=== TEXTE ===
La bombe anti-Pavic de Claesen

L’histoire du Standard est riche de coaches charismatiques, inventifs, compétitifs : André Riou, Geza Kalocsay, René Hauss, Robert Waseige, Ernst Happel, Raymond Goethals, Tomislav Ivic, Michel Preud’homme, Laszlo Böloni, Dominique D’Onofrio, Mircea Rednic, etc. Un entraîneur, que je n’ai pas encore cité, a mille fois mérité son surnom. Le Professeur. Michel Pavic. Un homme de classe, le bâtisseur de la défense de fer (rouge) des années 60 – Jean Nicolay, Jacky Beurlet, Nicolas Dewalque, JeanThissen et Léon Jeck. Même si son premier séjour à Sclessin, de 1964 à 1968, fut plus fructueux que les deux autres (1985-1987, 1987-1988), il mérite une belle place dans le livre d’histoire du Standard. En octobre 1985, en plein après-Standard-Waterschei, NicoClaesen (ex-Seraing, Stuttgart), nous reçut chez lui, à Eisden, mon confrère Ben Herremans et moi (photo). L’international attaqua Pavic avec une violence comme on n’en voit pas tous les jours. Pour lui, le Professeur était dépassé, à côté de ses pompes, etc. Le reportage de notre magazine eut l’effet d’une bombe. Nico fut viré sur-le-champ et transféré à Tottenham.

Quelques jours plus tard, Pavic m’invita chez lui, dans le centre de Liège, en compagne de deux journalistes de la DH/ Les Sports, Raymond Arets et Jef Hofmann. Sa compagne avait préparé un succulent dîner. Pavic savait recevoir et à un moment, il affirma : – Je ne sais pas qui a écrit cet article. J’ai lu son étonnement dans sa voix et ses yeux après ma réponse : – Ah, bon, c’est toi. Il y eut blanc vite oublié car Pavic était un seigneur qui comprenait les impératifs de notre métier et Arets détourna diplomatiquement la conversation vers d’autres horizons. Par la suite, j’ai régulièrement interviewé Pavic pour retracer la grande histoire de Sclessin. Personne ne parlait aussi bien que lui de Roger Claessen qui, dans les nuits liégeoises, lui a offert ses premiers cheveux blancs.
=== DONNÉES EXTRAITES ===
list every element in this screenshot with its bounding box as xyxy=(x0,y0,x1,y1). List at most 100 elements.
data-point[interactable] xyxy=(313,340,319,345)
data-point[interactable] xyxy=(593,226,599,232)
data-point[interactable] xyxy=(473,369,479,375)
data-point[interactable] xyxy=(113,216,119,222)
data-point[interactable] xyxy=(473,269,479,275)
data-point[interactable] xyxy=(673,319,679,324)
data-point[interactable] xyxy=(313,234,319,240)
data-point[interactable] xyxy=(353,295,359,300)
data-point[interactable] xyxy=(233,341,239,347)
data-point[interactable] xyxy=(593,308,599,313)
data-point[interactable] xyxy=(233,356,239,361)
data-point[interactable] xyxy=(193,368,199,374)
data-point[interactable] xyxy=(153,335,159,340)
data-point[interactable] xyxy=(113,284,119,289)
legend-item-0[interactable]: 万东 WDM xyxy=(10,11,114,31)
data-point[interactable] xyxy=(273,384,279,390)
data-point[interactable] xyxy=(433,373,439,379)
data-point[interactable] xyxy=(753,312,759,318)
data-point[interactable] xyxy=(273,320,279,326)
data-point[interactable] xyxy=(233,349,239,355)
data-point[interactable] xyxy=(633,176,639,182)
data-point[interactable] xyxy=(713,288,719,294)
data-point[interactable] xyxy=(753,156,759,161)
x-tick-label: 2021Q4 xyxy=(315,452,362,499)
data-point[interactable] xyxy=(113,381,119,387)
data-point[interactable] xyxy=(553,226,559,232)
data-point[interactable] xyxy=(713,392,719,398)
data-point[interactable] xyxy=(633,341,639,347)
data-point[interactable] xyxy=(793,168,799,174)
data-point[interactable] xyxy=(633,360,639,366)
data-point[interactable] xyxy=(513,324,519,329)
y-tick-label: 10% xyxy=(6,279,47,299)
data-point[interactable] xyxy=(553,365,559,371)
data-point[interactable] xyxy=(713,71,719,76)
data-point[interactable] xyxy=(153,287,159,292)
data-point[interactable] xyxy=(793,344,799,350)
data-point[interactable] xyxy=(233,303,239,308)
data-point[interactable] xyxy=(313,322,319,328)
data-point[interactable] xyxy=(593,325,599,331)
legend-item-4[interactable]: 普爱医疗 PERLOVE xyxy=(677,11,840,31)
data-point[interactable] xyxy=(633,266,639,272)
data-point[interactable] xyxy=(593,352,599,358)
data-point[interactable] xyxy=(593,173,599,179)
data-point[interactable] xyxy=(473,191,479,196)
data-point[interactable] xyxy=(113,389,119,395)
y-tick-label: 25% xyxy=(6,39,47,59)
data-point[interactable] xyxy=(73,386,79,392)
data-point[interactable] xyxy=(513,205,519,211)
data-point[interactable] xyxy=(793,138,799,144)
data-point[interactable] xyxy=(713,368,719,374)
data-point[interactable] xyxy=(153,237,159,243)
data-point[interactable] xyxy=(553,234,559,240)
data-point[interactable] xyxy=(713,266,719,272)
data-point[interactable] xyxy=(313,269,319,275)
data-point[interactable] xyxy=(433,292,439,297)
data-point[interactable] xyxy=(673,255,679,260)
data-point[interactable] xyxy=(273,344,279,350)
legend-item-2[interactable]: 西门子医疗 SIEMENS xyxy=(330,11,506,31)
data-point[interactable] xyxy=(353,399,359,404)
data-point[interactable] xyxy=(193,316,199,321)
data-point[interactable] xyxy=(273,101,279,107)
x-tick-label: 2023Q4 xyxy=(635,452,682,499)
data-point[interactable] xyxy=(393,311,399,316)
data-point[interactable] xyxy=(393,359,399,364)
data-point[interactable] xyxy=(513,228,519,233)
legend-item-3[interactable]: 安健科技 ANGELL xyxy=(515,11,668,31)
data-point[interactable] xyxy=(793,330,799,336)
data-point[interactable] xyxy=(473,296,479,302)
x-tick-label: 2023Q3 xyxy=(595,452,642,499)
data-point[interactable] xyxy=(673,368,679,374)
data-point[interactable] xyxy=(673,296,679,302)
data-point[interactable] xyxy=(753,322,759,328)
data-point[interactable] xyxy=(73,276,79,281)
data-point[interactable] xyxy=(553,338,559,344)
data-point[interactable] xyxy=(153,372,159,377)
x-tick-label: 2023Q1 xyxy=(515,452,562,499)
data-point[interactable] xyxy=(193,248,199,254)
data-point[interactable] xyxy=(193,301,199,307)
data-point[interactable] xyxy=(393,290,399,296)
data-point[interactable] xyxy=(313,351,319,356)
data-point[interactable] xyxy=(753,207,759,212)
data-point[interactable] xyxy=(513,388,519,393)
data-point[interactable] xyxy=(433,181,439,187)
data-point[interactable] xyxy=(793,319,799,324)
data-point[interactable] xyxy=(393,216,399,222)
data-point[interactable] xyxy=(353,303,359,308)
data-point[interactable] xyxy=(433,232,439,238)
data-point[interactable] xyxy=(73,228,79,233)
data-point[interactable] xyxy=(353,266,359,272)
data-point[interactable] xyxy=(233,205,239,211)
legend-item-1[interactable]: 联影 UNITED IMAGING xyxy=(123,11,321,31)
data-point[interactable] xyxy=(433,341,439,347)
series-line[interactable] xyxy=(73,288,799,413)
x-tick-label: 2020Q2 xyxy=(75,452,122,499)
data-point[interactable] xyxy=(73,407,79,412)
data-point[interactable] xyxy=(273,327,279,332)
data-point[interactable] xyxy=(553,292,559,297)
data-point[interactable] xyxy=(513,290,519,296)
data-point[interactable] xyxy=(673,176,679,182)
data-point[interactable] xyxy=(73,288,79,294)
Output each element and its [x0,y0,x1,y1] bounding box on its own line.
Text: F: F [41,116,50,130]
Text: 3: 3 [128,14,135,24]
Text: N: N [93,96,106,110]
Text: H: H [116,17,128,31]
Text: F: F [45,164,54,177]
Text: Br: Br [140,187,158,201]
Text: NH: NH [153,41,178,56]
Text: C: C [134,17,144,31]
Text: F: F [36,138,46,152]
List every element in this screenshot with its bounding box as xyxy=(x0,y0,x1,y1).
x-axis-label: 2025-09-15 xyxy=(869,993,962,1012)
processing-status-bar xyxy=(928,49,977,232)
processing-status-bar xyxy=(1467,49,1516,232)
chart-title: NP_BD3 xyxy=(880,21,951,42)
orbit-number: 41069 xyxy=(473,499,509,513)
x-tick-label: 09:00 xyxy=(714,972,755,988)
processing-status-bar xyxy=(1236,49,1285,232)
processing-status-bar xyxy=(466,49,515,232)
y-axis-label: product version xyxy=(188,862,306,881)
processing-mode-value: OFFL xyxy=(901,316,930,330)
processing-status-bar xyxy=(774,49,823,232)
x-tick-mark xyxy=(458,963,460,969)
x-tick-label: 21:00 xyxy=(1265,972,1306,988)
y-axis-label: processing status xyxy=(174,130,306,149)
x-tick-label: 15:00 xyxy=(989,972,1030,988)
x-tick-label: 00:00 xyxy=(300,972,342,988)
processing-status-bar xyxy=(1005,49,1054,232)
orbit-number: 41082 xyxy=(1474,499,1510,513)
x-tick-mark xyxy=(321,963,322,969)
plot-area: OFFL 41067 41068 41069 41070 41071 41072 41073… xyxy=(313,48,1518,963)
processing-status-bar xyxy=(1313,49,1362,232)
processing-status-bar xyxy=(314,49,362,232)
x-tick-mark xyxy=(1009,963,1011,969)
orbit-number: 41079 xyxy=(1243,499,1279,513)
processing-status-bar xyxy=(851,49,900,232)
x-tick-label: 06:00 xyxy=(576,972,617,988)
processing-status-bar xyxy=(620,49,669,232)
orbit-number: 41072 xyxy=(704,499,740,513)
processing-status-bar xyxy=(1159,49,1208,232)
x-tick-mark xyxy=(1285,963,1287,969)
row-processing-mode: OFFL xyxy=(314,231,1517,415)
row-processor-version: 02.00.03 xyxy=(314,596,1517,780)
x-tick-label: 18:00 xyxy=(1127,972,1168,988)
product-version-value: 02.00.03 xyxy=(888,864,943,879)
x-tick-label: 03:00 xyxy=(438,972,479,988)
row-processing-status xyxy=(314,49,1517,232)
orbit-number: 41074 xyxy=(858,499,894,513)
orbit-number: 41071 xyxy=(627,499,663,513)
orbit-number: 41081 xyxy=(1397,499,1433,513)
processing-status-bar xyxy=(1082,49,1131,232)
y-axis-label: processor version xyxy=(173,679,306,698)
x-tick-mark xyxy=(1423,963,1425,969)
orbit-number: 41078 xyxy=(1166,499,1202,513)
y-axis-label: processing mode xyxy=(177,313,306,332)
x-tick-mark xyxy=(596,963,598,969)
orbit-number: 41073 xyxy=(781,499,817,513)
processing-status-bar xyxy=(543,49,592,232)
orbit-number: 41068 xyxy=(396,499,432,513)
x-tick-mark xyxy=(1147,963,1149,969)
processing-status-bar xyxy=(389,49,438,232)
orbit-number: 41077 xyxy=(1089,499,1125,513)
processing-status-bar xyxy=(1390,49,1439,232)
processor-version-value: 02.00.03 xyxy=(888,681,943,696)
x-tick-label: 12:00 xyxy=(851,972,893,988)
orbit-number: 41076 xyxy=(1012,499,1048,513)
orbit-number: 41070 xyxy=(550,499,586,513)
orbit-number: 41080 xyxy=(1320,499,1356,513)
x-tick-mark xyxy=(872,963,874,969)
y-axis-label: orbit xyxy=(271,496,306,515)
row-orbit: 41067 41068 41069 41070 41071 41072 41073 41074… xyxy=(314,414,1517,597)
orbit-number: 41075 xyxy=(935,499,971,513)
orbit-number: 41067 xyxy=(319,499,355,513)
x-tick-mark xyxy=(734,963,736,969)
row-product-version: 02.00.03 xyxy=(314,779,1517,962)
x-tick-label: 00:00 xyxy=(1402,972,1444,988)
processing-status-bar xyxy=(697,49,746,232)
===
À FAIRE:
a - Répondez à ces questions sur le texte consacré à Michel Pavic :
(i) Quel surnom Michel Pavic portait-il ?
(ii) Dans quel club Nico Claesen fut-il transféré après la parution du reportage ?
(iii) Qui avait préparé le dîner chez Pavic ?
b - Recopiez mot pour mot le passage du texte sur Michel Pavic situé entre « Quelques jours plus » et « premiers cheveux blancs. », ces mots inclus.
Les enregistrements ne servent pas pour ce travail.

CORRIGÉS:
a -
(i) Le Professeur.
(ii) Tottenham.
(iii) Sa compagne.

b -
Quelques jours plus tard, Pavic m’invita chez lui, dans le centre de Liège, en compagne de deux journalistes de la DH/ Les Sports, Raymond Arets et Jef Hofmann. Sa compagne avait préparé un succulent dîner. Pavic savait recevoir et à un moment, il affirma : – Je ne sais pas qui a écrit cet article. J’ai lu son étonnement dans sa voix et ses yeux après ma réponse : – Ah, bon, c’est toi. Il y eut blanc vite oublié car Pavic était un seigneur qui comprenait les impératifs de notre métier et Arets détourna diplomatiquement la conversation vers d’autres horizons. Par la suite, j’ai régulièrement interviewé Pavic pour retracer la grande histoire de Sclessin. Personne ne parlait aussi bien que lui de Roger Claessen qui, dans les nuits liégeoises, lui a offert ses premiers cheveux blancs.